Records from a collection
◇ ◇ ◇

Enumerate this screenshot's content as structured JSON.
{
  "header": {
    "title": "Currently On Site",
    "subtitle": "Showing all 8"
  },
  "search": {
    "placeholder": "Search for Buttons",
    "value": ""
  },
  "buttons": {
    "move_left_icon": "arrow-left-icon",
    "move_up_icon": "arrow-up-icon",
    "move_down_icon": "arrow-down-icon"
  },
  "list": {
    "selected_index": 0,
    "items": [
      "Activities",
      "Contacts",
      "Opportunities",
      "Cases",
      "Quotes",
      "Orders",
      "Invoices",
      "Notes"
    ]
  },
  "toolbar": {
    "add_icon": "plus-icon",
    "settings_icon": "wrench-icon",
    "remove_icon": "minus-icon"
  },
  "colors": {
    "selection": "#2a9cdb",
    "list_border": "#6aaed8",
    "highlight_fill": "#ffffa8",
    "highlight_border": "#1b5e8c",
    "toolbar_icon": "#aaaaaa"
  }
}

◇ ◇ ◇

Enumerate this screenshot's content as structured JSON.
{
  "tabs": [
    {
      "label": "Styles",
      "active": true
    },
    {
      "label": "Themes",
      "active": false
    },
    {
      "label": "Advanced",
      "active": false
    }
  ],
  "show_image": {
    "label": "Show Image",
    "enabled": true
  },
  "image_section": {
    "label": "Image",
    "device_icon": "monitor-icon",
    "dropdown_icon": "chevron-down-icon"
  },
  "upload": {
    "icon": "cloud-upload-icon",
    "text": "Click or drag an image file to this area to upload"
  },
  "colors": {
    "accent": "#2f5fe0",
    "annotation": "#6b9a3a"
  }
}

◇ ◇ ◇

Pull out each line containing the word "arrow" and copy it.

RESULT:
    "move_left_icon": "arrow-left-icon",
    "move_up_icon": "arrow-up-icon",
    "move_down_icon": "arrow-down-icon"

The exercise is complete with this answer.